(Stored data entries)
"""

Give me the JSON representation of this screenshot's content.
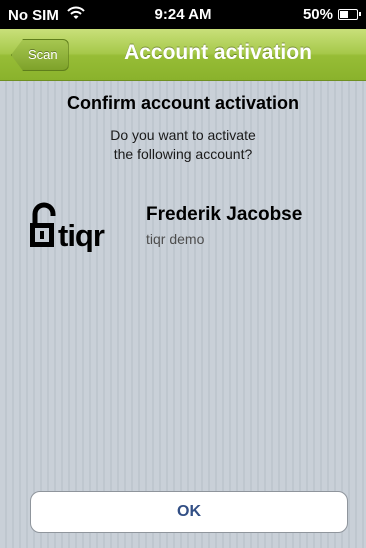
{
  "status_bar": {
    "carrier": "No SIM",
    "time": "9:24 AM",
    "battery_percent": "50%",
    "battery_level": 0.5,
    "wifi_icon": "wifi-icon",
    "battery_icon": "battery-charging-icon"
  },
  "nav_bar": {
    "back_label": "Scan",
    "title": "Account activation",
    "accent_color": "#97bd36"
  },
  "content": {
    "heading": "Confirm account activation",
    "message_line1": "Do you want to activate",
    "message_line2": "the following account?"
  },
  "account": {
    "logo_text": "tiqr",
    "logo_icon": "padlock-open-icon",
    "name": "Frederik Jacobse",
    "issuer": "tiqr demo"
  },
  "actions": {
    "ok_label": "OK"
  }
}
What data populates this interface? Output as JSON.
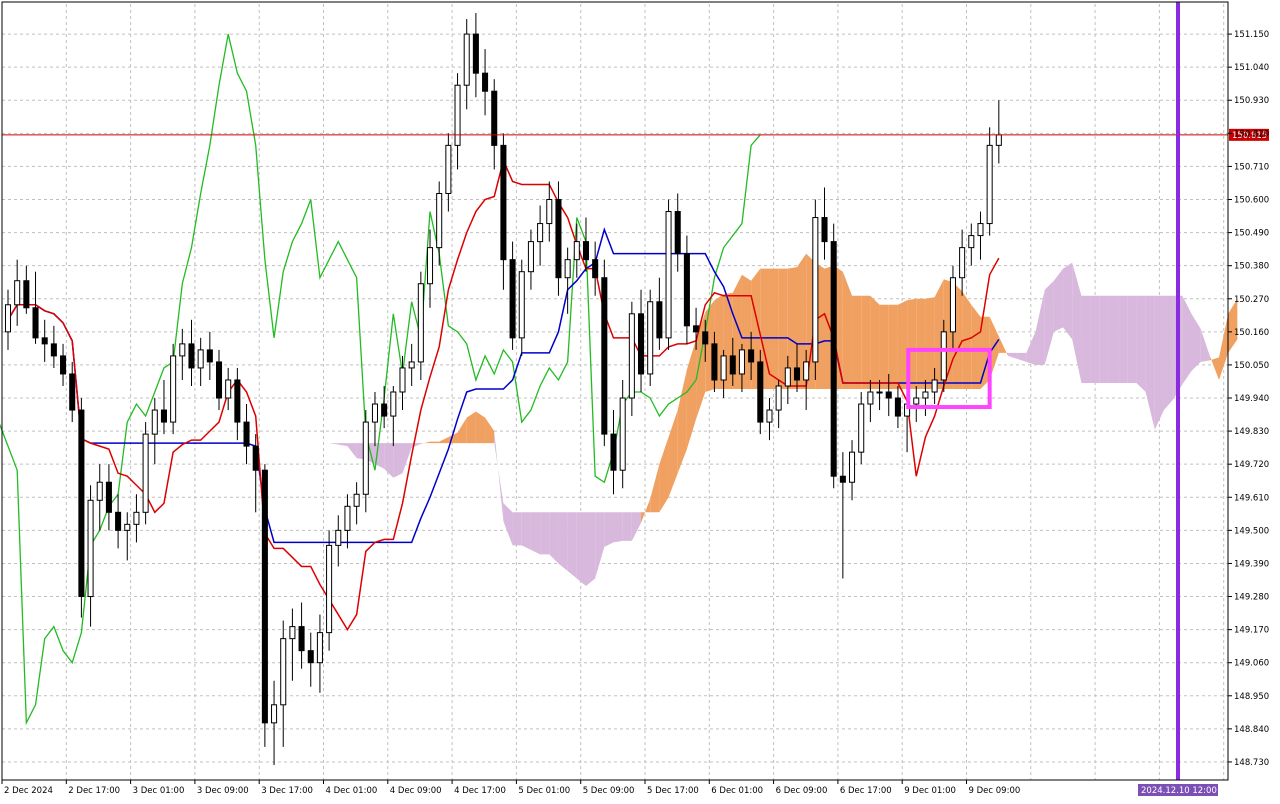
{
  "chart_data": {
    "type": "candlestick",
    "symbol_price_current": "150.815",
    "y_ticks": [
      "151.150",
      "151.040",
      "150.930",
      "150.820",
      "150.710",
      "150.600",
      "150.490",
      "150.380",
      "150.270",
      "150.160",
      "150.050",
      "149.940",
      "149.830",
      "149.720",
      "149.610",
      "149.500",
      "149.390",
      "149.280",
      "149.170",
      "149.060",
      "148.950",
      "148.840",
      "148.730"
    ],
    "x_ticks": [
      "2 Dec 2024",
      "2 Dec 17:00",
      "3 Dec 01:00",
      "3 Dec 09:00",
      "3 Dec 17:00",
      "4 Dec 01:00",
      "4 Dec 09:00",
      "4 Dec 17:00",
      "5 Dec 01:00",
      "5 Dec 09:00",
      "5 Dec 17:00",
      "6 Dec 01:00",
      "6 Dec 09:00",
      "6 Dec 17:00",
      "9 Dec 01:00",
      "9 Dec 09:00"
    ],
    "future_time_label": "2024.12.10 12:00",
    "ylim": [
      148.67,
      151.25
    ],
    "grid": true,
    "colors": {
      "bull_body": "#ffffff",
      "bear_body": "#000000",
      "tenkan": "#dd0000",
      "kijun": "#0000cc",
      "chikou": "#22bb22",
      "cloud_bear": "#d8b8dc",
      "cloud_bull": "#f0a060",
      "current_price_line": "#cc0000",
      "current_price_badge": "#cc0000",
      "vertical_marker": "#8a2be2",
      "highlight_box": "#ff44ff",
      "future_label_bg": "#7b4fb5"
    },
    "candles": [
      [
        150.16,
        150.3,
        150.1,
        150.25
      ],
      [
        150.25,
        150.4,
        150.18,
        150.33
      ],
      [
        150.33,
        150.38,
        150.22,
        150.24
      ],
      [
        150.24,
        150.36,
        150.12,
        150.14
      ],
      [
        150.14,
        150.2,
        150.06,
        150.12
      ],
      [
        150.12,
        150.18,
        150.04,
        150.08
      ],
      [
        150.08,
        150.12,
        149.98,
        150.02
      ],
      [
        150.02,
        150.06,
        149.86,
        149.9
      ],
      [
        149.9,
        149.94,
        149.21,
        149.28
      ],
      [
        149.28,
        149.65,
        149.18,
        149.6
      ],
      [
        149.6,
        149.72,
        149.5,
        149.66
      ],
      [
        149.66,
        149.72,
        149.5,
        149.56
      ],
      [
        149.56,
        149.62,
        149.44,
        149.5
      ],
      [
        149.5,
        149.56,
        149.4,
        149.52
      ],
      [
        149.52,
        149.62,
        149.46,
        149.56
      ],
      [
        149.56,
        149.86,
        149.52,
        149.82
      ],
      [
        149.82,
        149.94,
        149.72,
        149.9
      ],
      [
        149.9,
        150.0,
        149.82,
        149.86
      ],
      [
        149.86,
        150.12,
        149.82,
        150.08
      ],
      [
        150.08,
        150.17,
        150.0,
        150.12
      ],
      [
        150.12,
        150.2,
        149.98,
        150.04
      ],
      [
        150.04,
        150.14,
        149.98,
        150.1
      ],
      [
        150.1,
        150.16,
        150.0,
        150.06
      ],
      [
        150.06,
        150.1,
        149.9,
        149.94
      ],
      [
        149.94,
        150.04,
        149.9,
        150.0
      ],
      [
        150.0,
        150.04,
        149.8,
        149.86
      ],
      [
        149.86,
        149.92,
        149.72,
        149.78
      ],
      [
        149.78,
        149.82,
        149.56,
        149.7
      ],
      [
        149.7,
        149.72,
        148.78,
        148.86
      ],
      [
        148.86,
        149.0,
        148.72,
        148.92
      ],
      [
        148.92,
        149.2,
        148.78,
        149.14
      ],
      [
        149.14,
        149.24,
        149.0,
        149.18
      ],
      [
        149.18,
        149.26,
        149.04,
        149.1
      ],
      [
        149.1,
        149.16,
        148.98,
        149.06
      ],
      [
        149.06,
        149.22,
        148.96,
        149.16
      ],
      [
        149.16,
        149.5,
        149.1,
        149.45
      ],
      [
        149.45,
        149.55,
        149.38,
        149.5
      ],
      [
        149.5,
        149.62,
        149.44,
        149.58
      ],
      [
        149.58,
        149.66,
        149.52,
        149.62
      ],
      [
        149.62,
        149.9,
        149.56,
        149.86
      ],
      [
        149.86,
        149.96,
        149.78,
        149.92
      ],
      [
        149.92,
        149.98,
        149.84,
        149.88
      ],
      [
        149.88,
        149.98,
        149.78,
        149.96
      ],
      [
        149.96,
        150.08,
        149.9,
        150.04
      ],
      [
        150.04,
        150.12,
        149.98,
        150.06
      ],
      [
        150.06,
        150.36,
        150.0,
        150.32
      ],
      [
        150.32,
        150.5,
        150.24,
        150.44
      ],
      [
        150.44,
        150.66,
        150.38,
        150.62
      ],
      [
        150.62,
        150.82,
        150.56,
        150.78
      ],
      [
        150.78,
        151.02,
        150.7,
        150.98
      ],
      [
        150.98,
        151.2,
        150.9,
        151.15
      ],
      [
        151.15,
        151.22,
        150.94,
        151.02
      ],
      [
        151.02,
        151.1,
        150.88,
        150.96
      ],
      [
        150.96,
        151.0,
        150.7,
        150.78
      ],
      [
        150.78,
        150.82,
        150.3,
        150.4
      ],
      [
        150.4,
        150.46,
        150.1,
        150.14
      ],
      [
        150.14,
        150.4,
        150.08,
        150.36
      ],
      [
        150.36,
        150.5,
        150.3,
        150.46
      ],
      [
        150.46,
        150.58,
        150.38,
        150.52
      ],
      [
        150.52,
        150.66,
        150.46,
        150.6
      ],
      [
        150.6,
        150.66,
        150.28,
        150.34
      ],
      [
        150.34,
        150.44,
        150.22,
        150.4
      ],
      [
        150.4,
        150.52,
        150.34,
        150.46
      ],
      [
        150.46,
        150.54,
        150.36,
        150.4
      ],
      [
        150.4,
        150.46,
        150.28,
        150.34
      ],
      [
        150.34,
        150.4,
        149.78,
        149.82
      ],
      [
        149.82,
        149.9,
        149.62,
        149.7
      ],
      [
        149.7,
        150.0,
        149.64,
        149.94
      ],
      [
        149.94,
        150.26,
        149.88,
        150.22
      ],
      [
        150.22,
        150.3,
        149.96,
        150.02
      ],
      [
        150.02,
        150.3,
        149.98,
        150.26
      ],
      [
        150.26,
        150.34,
        150.1,
        150.14
      ],
      [
        150.14,
        150.6,
        150.1,
        150.56
      ],
      [
        150.56,
        150.62,
        150.36,
        150.42
      ],
      [
        150.42,
        150.48,
        150.12,
        150.18
      ],
      [
        150.18,
        150.24,
        150.1,
        150.16
      ],
      [
        150.16,
        150.2,
        150.06,
        150.12
      ],
      [
        150.12,
        150.16,
        149.96,
        150.0
      ],
      [
        150.0,
        150.1,
        149.94,
        150.08
      ],
      [
        150.08,
        150.14,
        149.98,
        150.02
      ],
      [
        150.02,
        150.12,
        149.96,
        150.1
      ],
      [
        150.1,
        150.16,
        150.0,
        150.06
      ],
      [
        150.06,
        150.1,
        149.82,
        149.86
      ],
      [
        149.86,
        149.94,
        149.8,
        149.9
      ],
      [
        149.9,
        150.0,
        149.84,
        149.98
      ],
      [
        149.98,
        150.08,
        149.92,
        150.04
      ],
      [
        150.04,
        150.12,
        149.96,
        150.0
      ],
      [
        150.0,
        150.1,
        149.9,
        150.06
      ],
      [
        150.06,
        150.6,
        150.0,
        150.54
      ],
      [
        150.54,
        150.64,
        150.4,
        150.46
      ],
      [
        150.46,
        150.52,
        149.64,
        149.68
      ],
      [
        149.68,
        149.76,
        149.34,
        149.66
      ],
      [
        149.66,
        149.8,
        149.6,
        149.76
      ],
      [
        149.76,
        149.96,
        149.72,
        149.92
      ],
      [
        149.92,
        150.0,
        149.86,
        149.96
      ],
      [
        149.96,
        150.0,
        149.9,
        149.96
      ],
      [
        149.96,
        150.02,
        149.88,
        149.94
      ],
      [
        149.94,
        149.98,
        149.84,
        149.88
      ],
      [
        149.88,
        149.96,
        149.76,
        149.92
      ],
      [
        149.92,
        149.98,
        149.86,
        149.94
      ],
      [
        149.94,
        150.0,
        149.88,
        149.96
      ],
      [
        149.96,
        150.04,
        149.92,
        150.0
      ],
      [
        150.0,
        150.2,
        149.96,
        150.16
      ],
      [
        150.16,
        150.38,
        150.1,
        150.34
      ],
      [
        150.34,
        150.5,
        150.28,
        150.44
      ],
      [
        150.44,
        150.52,
        150.38,
        150.48
      ],
      [
        150.48,
        150.56,
        150.4,
        150.52
      ],
      [
        150.52,
        150.84,
        150.48,
        150.78
      ],
      [
        150.78,
        150.93,
        150.72,
        150.815
      ]
    ]
  }
}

"""

__Task to complete__: Work out how many lines of the data above hold the word "content", and write only the count.

__Answer to this problem__: 2